Short problem
Repeat every record below exactly as written.

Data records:
---+---
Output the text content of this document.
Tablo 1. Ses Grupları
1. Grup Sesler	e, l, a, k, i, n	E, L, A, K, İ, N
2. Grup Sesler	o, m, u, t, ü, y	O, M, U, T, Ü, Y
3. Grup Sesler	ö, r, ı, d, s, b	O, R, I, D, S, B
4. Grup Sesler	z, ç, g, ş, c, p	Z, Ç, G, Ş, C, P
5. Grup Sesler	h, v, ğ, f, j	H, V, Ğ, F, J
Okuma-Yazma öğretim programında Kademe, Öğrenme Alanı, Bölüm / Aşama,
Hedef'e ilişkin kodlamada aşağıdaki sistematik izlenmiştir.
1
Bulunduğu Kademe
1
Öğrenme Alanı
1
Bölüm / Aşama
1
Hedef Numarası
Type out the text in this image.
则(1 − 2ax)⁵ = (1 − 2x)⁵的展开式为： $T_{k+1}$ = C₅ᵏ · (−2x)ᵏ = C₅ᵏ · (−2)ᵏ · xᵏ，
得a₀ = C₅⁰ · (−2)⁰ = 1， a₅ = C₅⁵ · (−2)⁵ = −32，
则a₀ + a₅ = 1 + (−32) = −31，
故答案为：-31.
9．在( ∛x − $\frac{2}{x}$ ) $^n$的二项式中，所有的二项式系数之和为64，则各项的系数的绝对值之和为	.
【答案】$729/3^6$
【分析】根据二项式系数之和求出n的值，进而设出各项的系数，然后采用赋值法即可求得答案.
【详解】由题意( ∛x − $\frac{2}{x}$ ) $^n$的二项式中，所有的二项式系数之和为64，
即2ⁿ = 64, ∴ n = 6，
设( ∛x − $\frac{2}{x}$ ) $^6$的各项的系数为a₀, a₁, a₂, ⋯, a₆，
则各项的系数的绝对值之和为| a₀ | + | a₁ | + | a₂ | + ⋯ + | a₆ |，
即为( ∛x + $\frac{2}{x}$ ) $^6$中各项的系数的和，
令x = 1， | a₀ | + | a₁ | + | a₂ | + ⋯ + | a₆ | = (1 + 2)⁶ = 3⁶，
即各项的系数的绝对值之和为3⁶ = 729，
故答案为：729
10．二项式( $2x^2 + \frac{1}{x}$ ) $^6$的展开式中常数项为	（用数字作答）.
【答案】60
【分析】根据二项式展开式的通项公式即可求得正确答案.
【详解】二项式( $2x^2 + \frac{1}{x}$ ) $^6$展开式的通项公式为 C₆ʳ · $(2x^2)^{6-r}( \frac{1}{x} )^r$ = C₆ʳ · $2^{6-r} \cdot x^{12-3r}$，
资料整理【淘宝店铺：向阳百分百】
---+---
Result below
Output the text content of this document.
Tablo 1. Ses Grupları
1. Grup Sesler	e, l, a, k, i, n	E, L, A, K, İ, N
2. Grup Sesler	o, m, u, t, ü, y	O, M, U, T, Ü, Y
3. Grup Sesler	ö, r, ı, d, s, b	O, R, I, D, S, B
4. Grup Sesler	z, ç, g, ş, c, p	Z, Ç, G, Ş, C, P
5. Grup Sesler	h, v, ğ, f, j	H, V, Ğ, F, J
Okuma-Yazma öğretim programında Kademe, Öğrenme Alanı, Bölüm / Aşama,
Hedef'e ilişkin kodlamada aşağıdaki sistematik izlenmiştir.
1
Bulunduğu Kademe
1
Öğrenme Alanı
1
Bölüm / Aşama
1
Hedef Numarası
Type out the text in this image.
则(1 − 2ax)⁵ = (1 − 2x)⁵的展开式为： $T_{k+1}$ = C₅ᵏ · (−2x)ᵏ = C₅ᵏ · (−2)ᵏ · xᵏ，
得a₀ = C₅⁰ · (−2)⁰ = 1， a₅ = C₅⁵ · (−2)⁵ = −32，
则a₀ + a₅ = 1 + (−32) = −31，
故答案为：-31.
9．在( ∛x − $\frac{2}{x}$ ) $^n$的二项式中，所有的二项式系数之和为64，则各项的系数的绝对值之和为	.
【答案】$729/3^6$
【分析】根据二项式系数之和求出n的值，进而设出各项的系数，然后采用赋值法即可求得答案.
【详解】由题意( ∛x − $\frac{2}{x}$ ) $^n$的二项式中，所有的二项式系数之和为64，
即2ⁿ = 64, ∴ n = 6，
设( ∛x − $\frac{2}{x}$ ) $^6$的各项的系数为a₀, a₁, a₂, ⋯, a₆，
则各项的系数的绝对值之和为| a₀ | + | a₁ | + | a₂ | + ⋯ + | a₆ |，
即为( ∛x + $\frac{2}{x}$ ) $^6$中各项的系数的和，
令x = 1， | a₀ | + | a₁ | + | a₂ | + ⋯ + | a₆ | = (1 + 2)⁶ = 3⁶，
即各项的系数的绝对值之和为3⁶ = 729，
故答案为：729
10．二项式( $2x^2 + \frac{1}{x}$ ) $^6$的展开式中常数项为	（用数字作答）.
【答案】60
【分析】根据二项式展开式的通项公式即可求得正确答案.
【详解】二项式( $2x^2 + \frac{1}{x}$ ) $^6$展开式的通项公式为 C₆ʳ · $(2x^2)^{6-r}( \frac{1}{x} )^r$ = C₆ʳ · $2^{6-r} \cdot x^{12-3r}$，
资料整理【淘宝店铺：向阳百分百】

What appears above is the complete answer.